▸ **SET PROBLEM**: Output all of the records exactly as written.

Dataset rows about figures
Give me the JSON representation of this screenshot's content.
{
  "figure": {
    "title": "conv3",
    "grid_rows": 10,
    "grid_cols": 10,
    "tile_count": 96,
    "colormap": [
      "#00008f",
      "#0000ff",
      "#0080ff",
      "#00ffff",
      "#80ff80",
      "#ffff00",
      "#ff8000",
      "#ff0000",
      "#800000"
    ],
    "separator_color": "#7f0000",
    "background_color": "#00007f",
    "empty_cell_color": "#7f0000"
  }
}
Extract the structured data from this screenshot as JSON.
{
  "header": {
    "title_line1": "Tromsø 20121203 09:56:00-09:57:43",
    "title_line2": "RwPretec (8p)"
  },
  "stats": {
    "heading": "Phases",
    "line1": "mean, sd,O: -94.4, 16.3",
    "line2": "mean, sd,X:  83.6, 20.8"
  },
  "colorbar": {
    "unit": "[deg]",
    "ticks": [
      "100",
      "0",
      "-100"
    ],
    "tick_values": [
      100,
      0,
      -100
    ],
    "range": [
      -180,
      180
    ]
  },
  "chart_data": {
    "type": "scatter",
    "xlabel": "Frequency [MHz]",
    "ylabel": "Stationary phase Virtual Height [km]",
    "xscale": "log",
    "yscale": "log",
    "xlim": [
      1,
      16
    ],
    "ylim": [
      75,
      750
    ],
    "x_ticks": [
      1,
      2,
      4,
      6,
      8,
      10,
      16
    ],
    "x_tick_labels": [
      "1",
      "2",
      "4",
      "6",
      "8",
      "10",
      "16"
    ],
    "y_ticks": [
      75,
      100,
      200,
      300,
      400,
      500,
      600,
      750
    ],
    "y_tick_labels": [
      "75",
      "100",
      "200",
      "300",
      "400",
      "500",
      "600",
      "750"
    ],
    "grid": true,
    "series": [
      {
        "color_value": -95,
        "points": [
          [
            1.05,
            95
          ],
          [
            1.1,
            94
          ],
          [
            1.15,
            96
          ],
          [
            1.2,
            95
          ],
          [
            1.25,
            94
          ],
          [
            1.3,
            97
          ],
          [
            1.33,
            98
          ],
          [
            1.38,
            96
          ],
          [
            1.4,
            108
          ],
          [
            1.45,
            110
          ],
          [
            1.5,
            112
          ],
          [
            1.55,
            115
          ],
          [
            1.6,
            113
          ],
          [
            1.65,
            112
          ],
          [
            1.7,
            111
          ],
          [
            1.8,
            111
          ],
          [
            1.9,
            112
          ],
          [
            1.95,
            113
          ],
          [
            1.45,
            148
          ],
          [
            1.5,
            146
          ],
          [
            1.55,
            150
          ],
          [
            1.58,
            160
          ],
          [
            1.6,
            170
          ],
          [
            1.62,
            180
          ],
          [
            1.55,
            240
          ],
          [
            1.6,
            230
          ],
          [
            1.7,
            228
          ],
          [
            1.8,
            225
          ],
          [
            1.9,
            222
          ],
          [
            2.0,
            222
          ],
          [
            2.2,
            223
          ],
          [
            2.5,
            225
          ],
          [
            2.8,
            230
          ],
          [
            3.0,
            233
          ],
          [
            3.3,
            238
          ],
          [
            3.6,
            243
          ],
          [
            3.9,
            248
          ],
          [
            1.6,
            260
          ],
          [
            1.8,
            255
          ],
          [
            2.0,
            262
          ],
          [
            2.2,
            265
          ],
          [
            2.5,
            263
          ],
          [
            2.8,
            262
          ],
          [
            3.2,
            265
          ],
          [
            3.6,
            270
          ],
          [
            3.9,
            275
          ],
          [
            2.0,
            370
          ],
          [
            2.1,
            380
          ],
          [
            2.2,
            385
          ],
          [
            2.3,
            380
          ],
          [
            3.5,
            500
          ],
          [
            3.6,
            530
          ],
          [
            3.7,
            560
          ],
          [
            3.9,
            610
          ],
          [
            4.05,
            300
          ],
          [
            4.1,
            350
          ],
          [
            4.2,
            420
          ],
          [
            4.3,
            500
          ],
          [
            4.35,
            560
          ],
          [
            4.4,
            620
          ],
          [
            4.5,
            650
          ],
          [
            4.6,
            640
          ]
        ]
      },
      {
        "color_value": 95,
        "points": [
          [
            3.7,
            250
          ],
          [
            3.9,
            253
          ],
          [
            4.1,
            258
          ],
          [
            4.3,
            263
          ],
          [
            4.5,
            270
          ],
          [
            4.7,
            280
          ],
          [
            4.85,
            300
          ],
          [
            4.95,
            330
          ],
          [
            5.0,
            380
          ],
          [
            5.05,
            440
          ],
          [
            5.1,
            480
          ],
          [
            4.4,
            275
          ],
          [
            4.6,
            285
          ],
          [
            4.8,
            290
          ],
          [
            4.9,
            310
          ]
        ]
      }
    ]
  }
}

▸ **SOLUTION FOR THIS PROBLEM**:
Give me the JSON representation of this screenshot's content.
{
  "figure": {
    "title": "conv3",
    "grid_rows": 10,
    "grid_cols": 10,
    "tile_count": 96,
    "colormap": [
      "#00008f",
      "#0000ff",
      "#0080ff",
      "#00ffff",
      "#80ff80",
      "#ffff00",
      "#ff8000",
      "#ff0000",
      "#800000"
    ],
    "separator_color": "#7f0000",
    "background_color": "#00007f",
    "empty_cell_color": "#7f0000"
  }
}
Extract the structured data from this screenshot as JSON.
{
  "header": {
    "title_line1": "Tromsø 20121203 09:56:00-09:57:43",
    "title_line2": "RwPretec (8p)"
  },
  "stats": {
    "heading": "Phases",
    "line1": "mean, sd,O: -94.4, 16.3",
    "line2": "mean, sd,X:  83.6, 20.8"
  },
  "colorbar": {
    "unit": "[deg]",
    "ticks": [
      "100",
      "0",
      "-100"
    ],
    "tick_values": [
      100,
      0,
      -100
    ],
    "range": [
      -180,
      180
    ]
  },
  "chart_data": {
    "type": "scatter",
    "xlabel": "Frequency [MHz]",
    "ylabel": "Stationary phase Virtual Height [km]",
    "xscale": "log",
    "yscale": "log",
    "xlim": [
      1,
      16
    ],
    "ylim": [
      75,
      750
    ],
    "x_ticks": [
      1,
      2,
      4,
      6,
      8,
      10,
      16
    ],
    "x_tick_labels": [
      "1",
      "2",
      "4",
      "6",
      "8",
      "10",
      "16"
    ],
    "y_ticks": [
      75,
      100,
      200,
      300,
      400,
      500,
      600,
      750
    ],
    "y_tick_labels": [
      "75",
      "100",
      "200",
      "300",
      "400",
      "500",
      "600",
      "750"
    ],
    "grid": true,
    "series": [
      {
        "color_value": -95,
        "points": [
          [
            1.05,
            95
          ],
          [
            1.1,
            94
          ],
          [
            1.15,
            96
          ],
          [
            1.2,
            95
          ],
          [
            1.25,
            94
          ],
          [
            1.3,
            97
          ],
          [
            1.33,
            98
          ],
          [
            1.38,
            96
          ],
          [
            1.4,
            108
          ],
          [
            1.45,
            110
          ],
          [
            1.5,
            112
          ],
          [
            1.55,
            115
          ],
          [
            1.6,
            113
          ],
          [
            1.65,
            112
          ],
          [
            1.7,
            111
          ],
          [
            1.8,
            111
          ],
          [
            1.9,
            112
          ],
          [
            1.95,
            113
          ],
          [
            1.45,
            148
          ],
          [
            1.5,
            146
          ],
          [
            1.55,
            150
          ],
          [
            1.58,
            160
          ],
          [
            1.6,
            170
          ],
          [
            1.62,
            180
          ],
          [
            1.55,
            240
          ],
          [
            1.6,
            230
          ],
          [
            1.7,
            228
          ],
          [
            1.8,
            225
          ],
          [
            1.9,
            222
          ],
          [
            2.0,
            222
          ],
          [
            2.2,
            223
          ],
          [
            2.5,
            225
          ],
          [
            2.8,
            230
          ],
          [
            3.0,
            233
          ],
          [
            3.3,
            238
          ],
          [
            3.6,
            243
          ],
          [
            3.9,
            248
          ],
          [
            1.6,
            260
          ],
          [
            1.8,
            255
          ],
          [
            2.0,
            262
          ],
          [
            2.2,
            265
          ],
          [
            2.5,
            263
          ],
          [
            2.8,
            262
          ],
          [
            3.2,
            265
          ],
          [
            3.6,
            270
          ],
          [
            3.9,
            275
          ],
          [
            2.0,
            370
          ],
          [
            2.1,
            380
          ],
          [
            2.2,
            385
          ],
          [
            2.3,
            380
          ],
          [
            3.5,
            500
          ],
          [
            3.6,
            530
          ],
          [
            3.7,
            560
          ],
          [
            3.9,
            610
          ],
          [
            4.05,
            300
          ],
          [
            4.1,
            350
          ],
          [
            4.2,
            420
          ],
          [
            4.3,
            500
          ],
          [
            4.35,
            560
          ],
          [
            4.4,
            620
          ],
          [
            4.5,
            650
          ],
          [
            4.6,
            640
          ]
        ]
      },
      {
        "color_value": 95,
        "points": [
          [
            3.7,
            250
          ],
          [
            3.9,
            253
          ],
          [
            4.1,
            258
          ],
          [
            4.3,
            263
          ],
          [
            4.5,
            270
          ],
          [
            4.7,
            280
          ],
          [
            4.85,
            300
          ],
          [
            4.95,
            330
          ],
          [
            5.0,
            380
          ],
          [
            5.05,
            440
          ],
          [
            5.1,
            480
          ],
          [
            4.4,
            275
          ],
          [
            4.6,
            285
          ],
          [
            4.8,
            290
          ],
          [
            4.9,
            310
          ]
        ]
      }
    ]
  }
}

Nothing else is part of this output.